Top of Passage to read

If you’re running a U.S. sales org, the practical play is to standardize what “good research” looks like and let AI draft the first version:
- Company overview and current initiatives
- Likely needs based on role and industry
- Relevant product/service mapping
- Draft talk track + email opener
- Risk flags (regulated industry, procurement constraints)
Then your reps spend time where humans win: discovery, negotiation, trust.
Email marketing that moves faster (with fewer meetings)
Promega’s “Email Marketing Strategist GPT” reportedly cut the time from content creation to campaign execution by about half, saving 135 hours as hundreds of emails were deployed faster.
The interesting part is the quote: getting time back from aligning on email strategy can be invested into user experience. That’s the shift many marketing teams need.
AI shouldn’t encourage more email volume. It should reduce the internal friction—rewrites, approvals, formatting, audience variants—so the team can spend more time on:
- Segmentation that reflects real customer behavior
- Lifecycle timing (when to message, not just what to say)

Bottom of Passage to read
Top of Raw data

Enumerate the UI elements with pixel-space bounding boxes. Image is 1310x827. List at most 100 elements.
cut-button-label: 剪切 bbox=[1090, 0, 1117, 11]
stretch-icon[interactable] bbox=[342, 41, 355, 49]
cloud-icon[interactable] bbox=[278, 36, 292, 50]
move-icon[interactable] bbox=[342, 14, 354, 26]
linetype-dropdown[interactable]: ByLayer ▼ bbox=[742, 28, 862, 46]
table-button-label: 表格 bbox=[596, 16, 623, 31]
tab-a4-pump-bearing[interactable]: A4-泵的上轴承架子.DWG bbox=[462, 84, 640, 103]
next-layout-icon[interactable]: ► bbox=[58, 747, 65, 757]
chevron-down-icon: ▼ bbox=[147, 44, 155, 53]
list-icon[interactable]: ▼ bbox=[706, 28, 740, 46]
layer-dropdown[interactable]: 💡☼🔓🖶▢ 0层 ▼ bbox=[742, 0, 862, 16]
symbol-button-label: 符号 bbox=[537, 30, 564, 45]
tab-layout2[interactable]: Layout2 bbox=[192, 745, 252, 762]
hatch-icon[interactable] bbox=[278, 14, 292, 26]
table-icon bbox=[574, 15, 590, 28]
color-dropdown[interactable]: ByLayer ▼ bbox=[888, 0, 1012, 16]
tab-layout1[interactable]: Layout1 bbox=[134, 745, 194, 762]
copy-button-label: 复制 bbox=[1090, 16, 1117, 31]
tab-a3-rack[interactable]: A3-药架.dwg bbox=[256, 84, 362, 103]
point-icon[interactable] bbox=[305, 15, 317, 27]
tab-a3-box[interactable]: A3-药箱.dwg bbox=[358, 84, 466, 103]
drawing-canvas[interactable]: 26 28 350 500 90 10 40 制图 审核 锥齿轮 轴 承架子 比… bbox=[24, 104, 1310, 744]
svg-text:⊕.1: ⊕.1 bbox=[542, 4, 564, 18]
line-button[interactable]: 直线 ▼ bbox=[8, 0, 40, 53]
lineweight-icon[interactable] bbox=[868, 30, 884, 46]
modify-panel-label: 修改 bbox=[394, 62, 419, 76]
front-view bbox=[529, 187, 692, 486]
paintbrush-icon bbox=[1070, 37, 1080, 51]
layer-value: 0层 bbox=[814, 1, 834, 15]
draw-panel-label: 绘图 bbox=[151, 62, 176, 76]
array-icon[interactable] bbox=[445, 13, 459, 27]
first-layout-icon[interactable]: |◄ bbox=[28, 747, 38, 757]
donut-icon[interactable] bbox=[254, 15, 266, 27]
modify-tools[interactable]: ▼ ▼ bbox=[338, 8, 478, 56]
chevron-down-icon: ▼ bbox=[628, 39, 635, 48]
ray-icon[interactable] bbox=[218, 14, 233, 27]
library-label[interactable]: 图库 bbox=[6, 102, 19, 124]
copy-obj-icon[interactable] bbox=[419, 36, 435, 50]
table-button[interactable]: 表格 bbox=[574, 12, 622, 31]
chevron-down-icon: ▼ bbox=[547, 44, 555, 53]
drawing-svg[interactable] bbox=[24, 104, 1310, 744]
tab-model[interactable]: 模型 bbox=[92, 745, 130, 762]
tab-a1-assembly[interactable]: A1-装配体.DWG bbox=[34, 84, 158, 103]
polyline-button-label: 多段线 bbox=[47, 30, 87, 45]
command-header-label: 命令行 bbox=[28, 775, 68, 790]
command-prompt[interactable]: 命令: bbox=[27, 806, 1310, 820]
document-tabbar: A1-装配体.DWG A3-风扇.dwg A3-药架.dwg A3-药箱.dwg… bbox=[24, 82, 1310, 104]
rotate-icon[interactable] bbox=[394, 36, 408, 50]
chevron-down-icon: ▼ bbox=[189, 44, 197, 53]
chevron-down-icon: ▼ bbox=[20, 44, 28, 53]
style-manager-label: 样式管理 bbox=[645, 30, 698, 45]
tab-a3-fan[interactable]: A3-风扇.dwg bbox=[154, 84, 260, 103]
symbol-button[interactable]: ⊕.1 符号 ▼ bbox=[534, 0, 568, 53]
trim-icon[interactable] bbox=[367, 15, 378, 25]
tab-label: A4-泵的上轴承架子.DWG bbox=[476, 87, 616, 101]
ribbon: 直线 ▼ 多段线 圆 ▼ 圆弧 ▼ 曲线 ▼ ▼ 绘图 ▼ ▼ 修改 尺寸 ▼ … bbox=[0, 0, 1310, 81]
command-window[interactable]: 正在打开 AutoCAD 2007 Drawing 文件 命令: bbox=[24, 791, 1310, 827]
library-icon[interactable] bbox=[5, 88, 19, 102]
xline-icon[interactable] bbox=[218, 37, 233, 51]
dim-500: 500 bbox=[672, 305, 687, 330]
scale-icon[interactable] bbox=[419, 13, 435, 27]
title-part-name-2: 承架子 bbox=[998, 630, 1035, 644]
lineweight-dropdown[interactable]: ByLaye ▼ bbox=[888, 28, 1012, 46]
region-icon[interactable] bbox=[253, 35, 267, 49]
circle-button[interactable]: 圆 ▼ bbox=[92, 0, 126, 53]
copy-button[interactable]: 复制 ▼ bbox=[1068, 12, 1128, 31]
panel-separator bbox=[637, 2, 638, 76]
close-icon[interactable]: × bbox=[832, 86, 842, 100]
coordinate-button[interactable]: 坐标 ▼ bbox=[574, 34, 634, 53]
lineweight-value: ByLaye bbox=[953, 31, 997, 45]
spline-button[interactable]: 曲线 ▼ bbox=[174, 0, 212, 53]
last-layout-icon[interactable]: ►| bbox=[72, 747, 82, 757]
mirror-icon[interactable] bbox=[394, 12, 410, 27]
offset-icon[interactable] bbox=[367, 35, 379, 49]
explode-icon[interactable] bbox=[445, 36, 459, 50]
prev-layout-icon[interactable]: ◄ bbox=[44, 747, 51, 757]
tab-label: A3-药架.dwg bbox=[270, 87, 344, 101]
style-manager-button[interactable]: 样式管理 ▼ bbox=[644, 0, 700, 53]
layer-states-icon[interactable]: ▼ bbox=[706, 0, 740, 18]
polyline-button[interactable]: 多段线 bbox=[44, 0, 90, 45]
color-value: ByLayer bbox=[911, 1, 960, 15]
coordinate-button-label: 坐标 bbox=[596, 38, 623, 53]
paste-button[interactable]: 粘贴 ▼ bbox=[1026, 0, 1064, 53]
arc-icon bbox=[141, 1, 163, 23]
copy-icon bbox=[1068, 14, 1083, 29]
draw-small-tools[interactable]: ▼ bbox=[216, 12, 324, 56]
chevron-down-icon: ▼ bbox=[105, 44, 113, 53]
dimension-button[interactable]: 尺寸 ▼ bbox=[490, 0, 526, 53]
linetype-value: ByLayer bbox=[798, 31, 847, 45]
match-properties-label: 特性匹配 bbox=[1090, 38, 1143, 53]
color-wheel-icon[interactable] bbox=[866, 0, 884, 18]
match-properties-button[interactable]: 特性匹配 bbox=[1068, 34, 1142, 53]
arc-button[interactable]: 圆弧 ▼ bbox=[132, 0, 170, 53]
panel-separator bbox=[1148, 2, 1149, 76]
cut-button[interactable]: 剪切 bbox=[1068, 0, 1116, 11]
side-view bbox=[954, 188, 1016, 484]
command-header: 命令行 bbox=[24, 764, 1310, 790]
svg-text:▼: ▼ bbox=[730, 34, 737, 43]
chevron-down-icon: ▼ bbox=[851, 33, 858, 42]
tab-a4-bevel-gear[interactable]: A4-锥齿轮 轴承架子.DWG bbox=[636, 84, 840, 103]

Bottom of Raw data

**Task set:**
A - From the passage on AI in sales and email marketing, list the items it says AI should draft as a first version of sales research.
B - Carry on the passage on AI in sales and email marketing, picking up after its final line.
The records are separate material and have no connection to the passage on AI in sales and email marketing.

**Activity answers:**
A -
- Company overview and current initiatives
- Likely needs based on role and industry
- Relevant product/service mapping
- Draft talk track + email opener
- Risk flags (regulated industry, procurement constraints)

B -
- Offer clarity and landing page consistency
- Post-send learning loops
Building a company-wide AI operating system (not a pile of prompts)
The fastest path to sustainable AI value is an internal “AI operating system”: governance, enablement, and measurement.
Promega’s AI Advisory Council approach is a clean model for U.S. companies scaling AI across departments. It’s also a reminder that custom GPTs are a product portfolio, not random experiments.
The adoption playbook you can copy
Promega’s internal learnings translate well outside life sciences:
- Over-provision access early. Give teams enough licenses to experiment. Then invest more deeply where impact is highest.
- Track usage like you track product analytics. Adoption tells you where the value is hiding.
- Make learning social. Workshops and share-outs create internal proof.
- Use data to build confidence. Promega found that even basic prompt users outperformed non-users.
- Leaders set the norm. If leadership doesn’t use AI, the org reads that as “optional.”
Guardrails that keep AI useful (and safe)
If you’re responsible for AI deployment in technology and digital services, you need guardrails that don’t kill momentum. I’ve found these three rules are enough to start in most orgs:
- Define what can’t be entered (customer PII, sensitive IP, regulated data) and enforce it.
- Require source-backed outputs for high-risk workflows (QA, compliance, finance).
- Keep humans on the hook for final approvals, especially anything customer-facing.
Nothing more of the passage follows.